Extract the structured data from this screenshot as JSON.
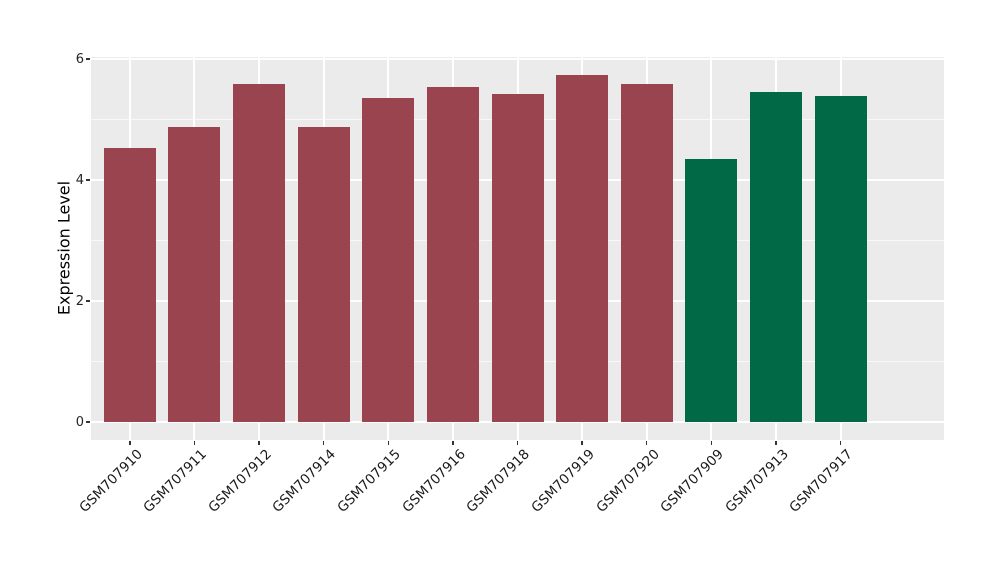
{
  "chart_data": {
    "type": "bar",
    "title": "",
    "xlabel": "",
    "ylabel": "Expression Level",
    "categories": [
      "GSM707910",
      "GSM707911",
      "GSM707912",
      "GSM707914",
      "GSM707915",
      "GSM707916",
      "GSM707918",
      "GSM707919",
      "GSM707920",
      "GSM707909",
      "GSM707913",
      "GSM707917"
    ],
    "values": [
      4.53,
      4.87,
      5.59,
      4.88,
      5.36,
      5.54,
      5.42,
      5.74,
      5.59,
      4.35,
      5.45,
      5.39
    ],
    "bar_groups": [
      "maroon",
      "maroon",
      "maroon",
      "maroon",
      "maroon",
      "maroon",
      "maroon",
      "maroon",
      "maroon",
      "green",
      "green",
      "green"
    ],
    "group_colors": {
      "maroon": "#9A4450",
      "green": "#016946"
    },
    "ylim": [
      0,
      6
    ],
    "yticks": [
      0,
      2,
      4,
      6
    ],
    "yminor": [
      1,
      3,
      5
    ],
    "x_tick_label_angle": 45,
    "grid": "white major and minor gridlines on gray panel",
    "legend_position": "none",
    "panel_background": "#EBEBEB",
    "figure_background": "#FFFFFF",
    "axis_tick_color": "#333333",
    "axis_text_color": "#262626"
  }
}
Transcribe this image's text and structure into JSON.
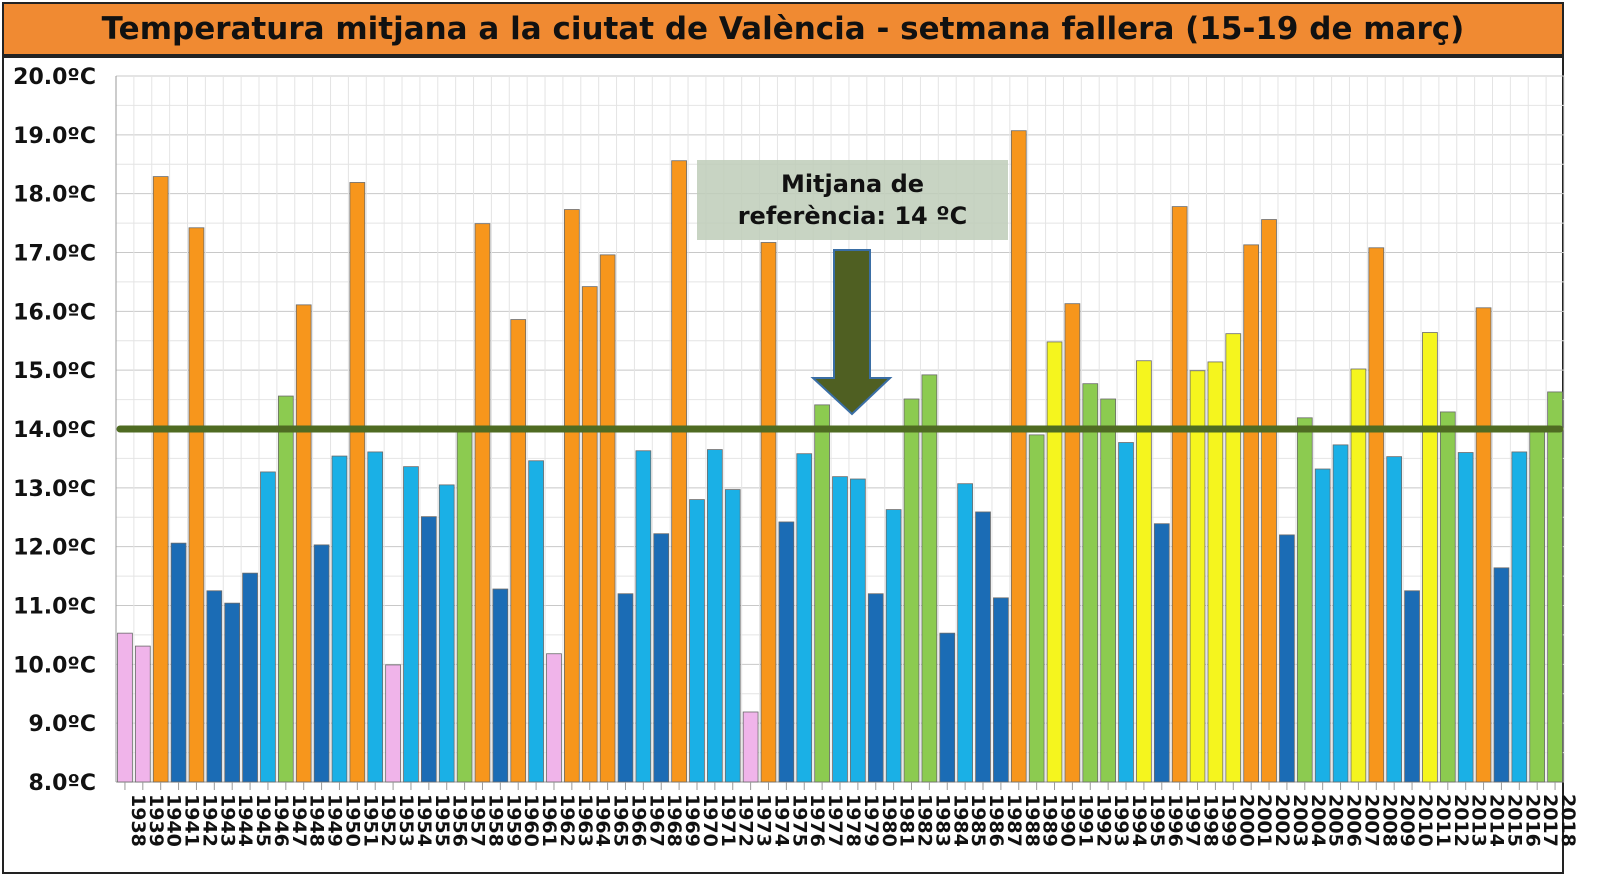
{
  "chart_data": {
    "type": "bar",
    "title": "Temperatura mitjana a la ciutat de València - setmana fallera (15-19 de març)",
    "xlabel": "",
    "ylabel": "",
    "ylim": [
      8,
      20
    ],
    "yticks": [
      "8.0ºC",
      "9.0ºC",
      "10.0ºC",
      "11.0ºC",
      "12.0ºC",
      "13.0ºC",
      "14.0ºC",
      "15.0ºC",
      "16.0ºC",
      "17.0ºC",
      "18.0ºC",
      "19.0ºC",
      "20.0ºC"
    ],
    "grid": true,
    "reference_line": {
      "value": 14,
      "color": "#4f6b22"
    },
    "annotation": {
      "line1": "Mitjana de",
      "line2": "referència: 14 ºC"
    },
    "color_classes": {
      "p": "#f0b4ea",
      "d": "#1b6cb5",
      "l": "#1ab0e6",
      "g": "#8ccb50",
      "y": "#f5f51e",
      "o": "#f7961c"
    },
    "categories": [
      "1938",
      "1939",
      "1940",
      "1941",
      "1942",
      "1943",
      "1944",
      "1945",
      "1946",
      "1947",
      "1948",
      "1949",
      "1950",
      "1951",
      "1952",
      "1953",
      "1954",
      "1955",
      "1956",
      "1957",
      "1958",
      "1959",
      "1960",
      "1961",
      "1962",
      "1963",
      "1964",
      "1965",
      "1966",
      "1967",
      "1968",
      "1969",
      "1970",
      "1971",
      "1972",
      "1973",
      "1974",
      "1975",
      "1976",
      "1977",
      "1978",
      "1979",
      "1980",
      "1981",
      "1982",
      "1983",
      "1984",
      "1985",
      "1986",
      "1987",
      "1988",
      "1989",
      "1990",
      "1991",
      "1992",
      "1993",
      "1994",
      "1995",
      "1996",
      "1997",
      "1998",
      "1999",
      "2000",
      "2001",
      "2002",
      "2003",
      "2004",
      "2005",
      "2006",
      "2007",
      "2008",
      "2009",
      "2010",
      "2011",
      "2012",
      "2013",
      "2014",
      "2015",
      "2016",
      "2017",
      "2018"
    ],
    "values": [
      10.53,
      10.31,
      18.29,
      12.06,
      17.42,
      11.25,
      11.04,
      11.55,
      13.27,
      14.56,
      16.11,
      12.03,
      13.54,
      18.19,
      13.61,
      9.99,
      13.36,
      12.51,
      13.05,
      13.97,
      17.49,
      11.28,
      15.86,
      13.46,
      10.18,
      17.73,
      16.42,
      16.96,
      11.2,
      13.63,
      12.22,
      18.56,
      12.8,
      13.65,
      12.97,
      9.19,
      17.17,
      12.42,
      13.58,
      14.41,
      13.19,
      13.15,
      11.2,
      12.63,
      14.51,
      14.92,
      10.53,
      13.07,
      12.59,
      11.13,
      19.07,
      13.9,
      15.48,
      16.13,
      14.77,
      14.51,
      13.77,
      15.16,
      12.39,
      17.78,
      14.99,
      15.14,
      15.62,
      17.13,
      17.56,
      12.2,
      14.19,
      13.32,
      13.73,
      15.02,
      17.08,
      13.53,
      11.25,
      15.64,
      14.29,
      13.6,
      16.06,
      11.64,
      13.61,
      13.95,
      14.63
    ],
    "classes": [
      "p",
      "p",
      "o",
      "d",
      "o",
      "d",
      "d",
      "d",
      "l",
      "g",
      "o",
      "d",
      "l",
      "o",
      "l",
      "p",
      "l",
      "d",
      "l",
      "g",
      "o",
      "d",
      "o",
      "l",
      "p",
      "o",
      "o",
      "o",
      "d",
      "l",
      "d",
      "o",
      "l",
      "l",
      "l",
      "p",
      "o",
      "d",
      "l",
      "g",
      "l",
      "l",
      "d",
      "l",
      "g",
      "g",
      "d",
      "l",
      "d",
      "d",
      "o",
      "g",
      "y",
      "o",
      "g",
      "g",
      "l",
      "y",
      "d",
      "o",
      "y",
      "y",
      "y",
      "o",
      "o",
      "d",
      "g",
      "l",
      "l",
      "y",
      "o",
      "l",
      "d",
      "y",
      "g",
      "l",
      "o",
      "d",
      "l",
      "g",
      "g"
    ]
  }
}
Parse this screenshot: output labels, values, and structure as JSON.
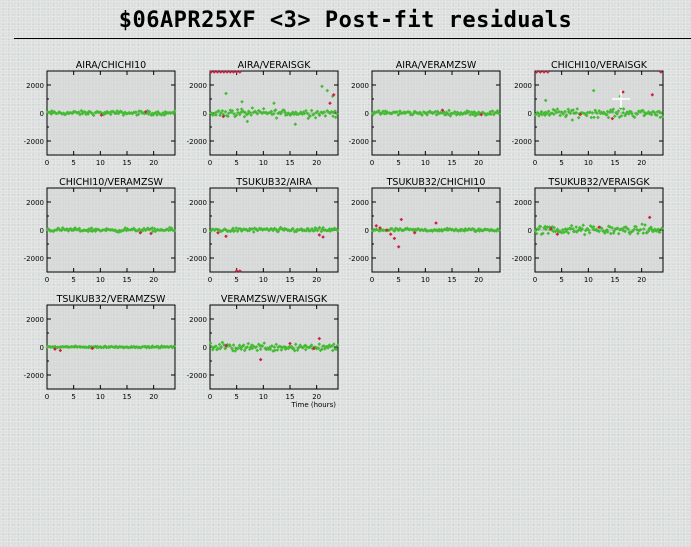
{
  "title": "$06APR25XF <3> Post-fit residuals",
  "xlabel": "Time (hours)",
  "colors": {
    "good": "#44bb33",
    "flagged": "#cc2244",
    "axis": "#000000",
    "plot_bg": "#d4d4d4"
  },
  "chart_data": {
    "type": "scatter",
    "xlim": [
      0,
      24
    ],
    "ylim": [
      -3000,
      3000
    ],
    "xticks": [
      0,
      5,
      10,
      15,
      20
    ],
    "yticks": [
      2000,
      0,
      -2000
    ],
    "xlabel": "Time (hours)",
    "panels": [
      {
        "name": "AIRA/CHICHI10",
        "good_spread": 220,
        "good_count": 110,
        "flagged": [
          [
            10.2,
            -150
          ],
          [
            18.5,
            90
          ]
        ]
      },
      {
        "name": "AIRA/VERAISGK",
        "good_spread": 450,
        "good_count": 110,
        "top_edge": [
          0.2,
          0.8,
          1.4,
          2.0,
          2.6,
          3.2,
          3.8,
          4.4,
          5.0,
          5.6
        ],
        "scatter_good": [
          [
            3,
            1400
          ],
          [
            6,
            800
          ],
          [
            7,
            -600
          ],
          [
            12,
            700
          ],
          [
            16,
            -800
          ],
          [
            21,
            1900
          ],
          [
            22,
            1600
          ],
          [
            23,
            1200
          ]
        ],
        "flagged": [
          [
            2.5,
            -250
          ],
          [
            22.5,
            700
          ],
          [
            23.2,
            1300
          ]
        ]
      },
      {
        "name": "AIRA/VERAMZSW",
        "good_spread": 240,
        "good_count": 110,
        "flagged": [
          [
            13.2,
            200
          ],
          [
            20.5,
            -120
          ]
        ]
      },
      {
        "name": "CHICHI10/VERAISGK",
        "good_spread": 440,
        "good_count": 110,
        "top_edge": [
          0.3,
          1.0,
          1.7,
          2.4,
          23.6
        ],
        "scatter_good": [
          [
            2,
            900
          ],
          [
            7,
            -500
          ],
          [
            11,
            1600
          ],
          [
            16,
            1200
          ]
        ],
        "flagged": [
          [
            8.5,
            -100
          ],
          [
            14.5,
            -400
          ],
          [
            16.5,
            1500
          ],
          [
            22.0,
            1300
          ]
        ]
      },
      {
        "name": "CHICHI10/VERAMZSW",
        "good_spread": 200,
        "good_count": 110,
        "flagged": [
          [
            17.5,
            -200
          ],
          [
            19.5,
            -250
          ]
        ]
      },
      {
        "name": "TSUKUB32/AIRA",
        "good_spread": 230,
        "good_count": 110,
        "bottom_edge": [
          5.0,
          5.6
        ],
        "flagged": [
          [
            1.5,
            -200
          ],
          [
            3.0,
            -450
          ],
          [
            20.5,
            -350
          ],
          [
            21.2,
            -500
          ]
        ]
      },
      {
        "name": "TSUKUB32/CHICHI10",
        "good_spread": 180,
        "good_count": 110,
        "flagged": [
          [
            0.8,
            300
          ],
          [
            1.5,
            150
          ],
          [
            2.8,
            0
          ],
          [
            3.5,
            -300
          ],
          [
            4.2,
            -600
          ],
          [
            5.0,
            -1200
          ],
          [
            5.5,
            750
          ],
          [
            8.0,
            -200
          ],
          [
            12.0,
            500
          ]
        ]
      },
      {
        "name": "TSUKUB32/VERAISGK",
        "good_spread": 480,
        "good_count": 120,
        "flagged": [
          [
            3.0,
            100
          ],
          [
            4.2,
            -300
          ],
          [
            12.0,
            200
          ],
          [
            21.5,
            900
          ]
        ]
      },
      {
        "name": "TSUKUB32/VERAMZSW",
        "good_spread": 90,
        "good_count": 110,
        "flagged": [
          [
            1.5,
            -150
          ],
          [
            2.5,
            -250
          ],
          [
            8.5,
            -100
          ]
        ]
      },
      {
        "name": "VERAMZSW/VERAISGK",
        "good_spread": 460,
        "good_count": 115,
        "flagged": [
          [
            3.0,
            100
          ],
          [
            9.5,
            -900
          ],
          [
            15.0,
            250
          ],
          [
            19.5,
            -100
          ],
          [
            20.5,
            600
          ]
        ]
      }
    ]
  }
}
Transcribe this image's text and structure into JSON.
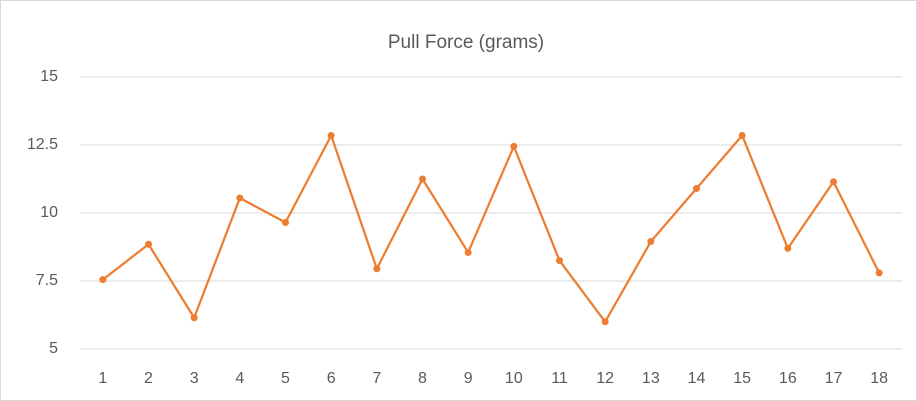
{
  "chart_data": {
    "type": "line",
    "title": "Pull Force (grams)",
    "categories": [
      "1",
      "2",
      "3",
      "4",
      "5",
      "6",
      "7",
      "8",
      "9",
      "10",
      "11",
      "12",
      "13",
      "14",
      "15",
      "16",
      "17",
      "18"
    ],
    "values": [
      7.55,
      8.85,
      6.15,
      10.55,
      9.65,
      12.85,
      7.95,
      11.25,
      8.55,
      12.45,
      8.25,
      6,
      8.95,
      10.9,
      12.85,
      8.7,
      11.15,
      7.8
    ],
    "color": "#ed7d31",
    "ylim": [
      5,
      15
    ],
    "yticks": [
      5,
      7.5,
      10,
      12.5,
      15
    ],
    "grid": true
  }
}
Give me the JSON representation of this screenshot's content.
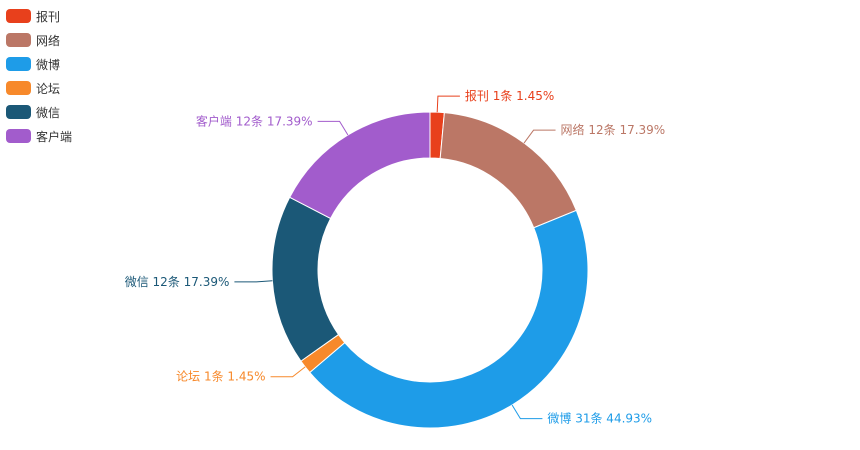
{
  "chart_data": {
    "type": "pie",
    "variant": "donut",
    "unit": "条",
    "legend_position": "top-left",
    "slices": [
      {
        "name": "报刊",
        "value": 1,
        "percent": "1.45%",
        "color": "#e8401c"
      },
      {
        "name": "网络",
        "value": 12,
        "percent": "17.39%",
        "color": "#bb7766"
      },
      {
        "name": "微博",
        "value": 31,
        "percent": "44.93%",
        "color": "#1e9ce8"
      },
      {
        "name": "论坛",
        "value": 1,
        "percent": "1.45%",
        "color": "#f7892b"
      },
      {
        "name": "微信",
        "value": 12,
        "percent": "17.39%",
        "color": "#1b5877"
      },
      {
        "name": "客户端",
        "value": 12,
        "percent": "17.39%",
        "color": "#a25ccc"
      }
    ]
  }
}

--

--- GIVEN REQUEST ---
Gather up the lines containing the word "VERAMZSW" from these records and copy them.

--- WORKED SOLUTION ---
        "name": "AIRA/VERAMZSW",
        "name": "CHICHI10/VERAMZSW",
        "name": "TSUKUB32/VERAMZSW",
        "name": "VERAMZSW/VERAISGK",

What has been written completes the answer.